Task instructions → Quote the records in full and leave their pictures out.

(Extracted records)
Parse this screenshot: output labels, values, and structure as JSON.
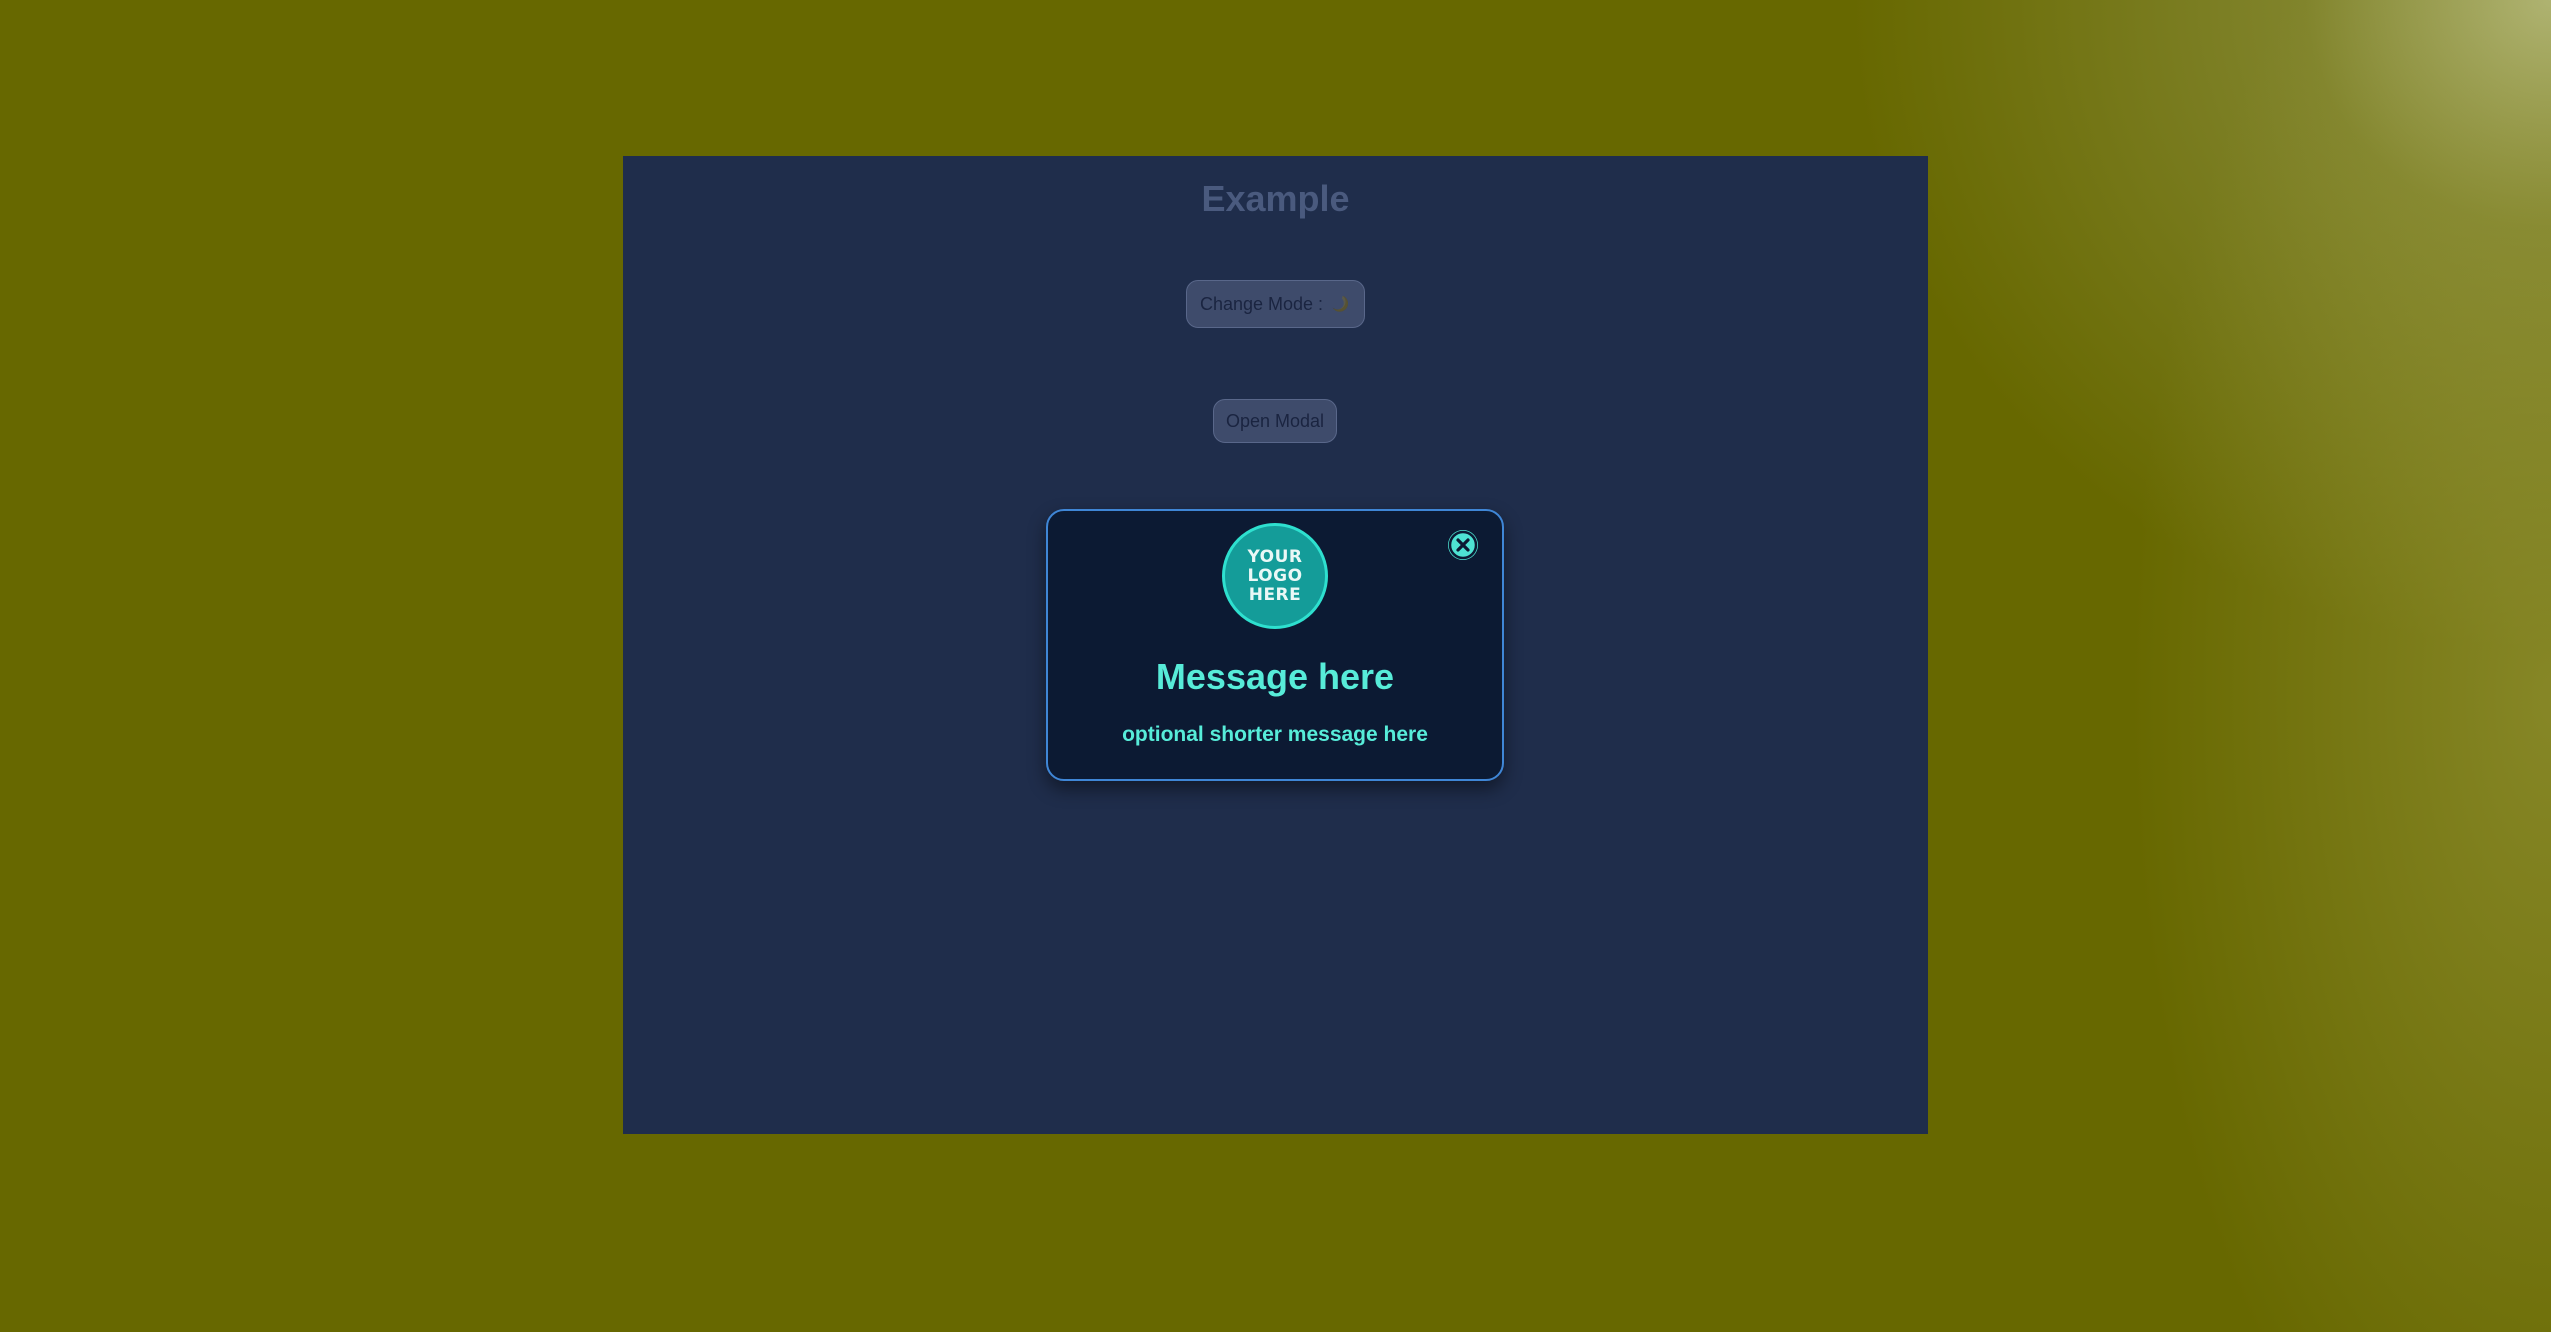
{
  "page": {
    "title": "Example",
    "change_mode_label": "Change Mode :",
    "change_mode_icon": "moon-icon",
    "open_modal_label": "Open Modal"
  },
  "modal": {
    "logo_lines": [
      "YOUR",
      "LOGO",
      "HERE"
    ],
    "message": "Message here",
    "submessage": "optional shorter message here",
    "close_icon": "close-icon"
  },
  "colors": {
    "desktop": "#676800",
    "page_background": "#1f2d4b",
    "modal_background": "#0c1a33",
    "modal_border": "#3f86d6",
    "accent": "#57ecd9",
    "logo_fill": "#149c99"
  }
}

Solution for this problem →
Parse this screenshot: output labels, values, and structure as JSON.
{
  "page": {
    "title": "Example",
    "change_mode_label": "Change Mode :",
    "change_mode_icon": "moon-icon",
    "open_modal_label": "Open Modal"
  },
  "modal": {
    "logo_lines": [
      "YOUR",
      "LOGO",
      "HERE"
    ],
    "message": "Message here",
    "submessage": "optional shorter message here",
    "close_icon": "close-icon"
  },
  "colors": {
    "desktop": "#676800",
    "page_background": "#1f2d4b",
    "modal_background": "#0c1a33",
    "modal_border": "#3f86d6",
    "accent": "#57ecd9",
    "logo_fill": "#149c99"
  }
}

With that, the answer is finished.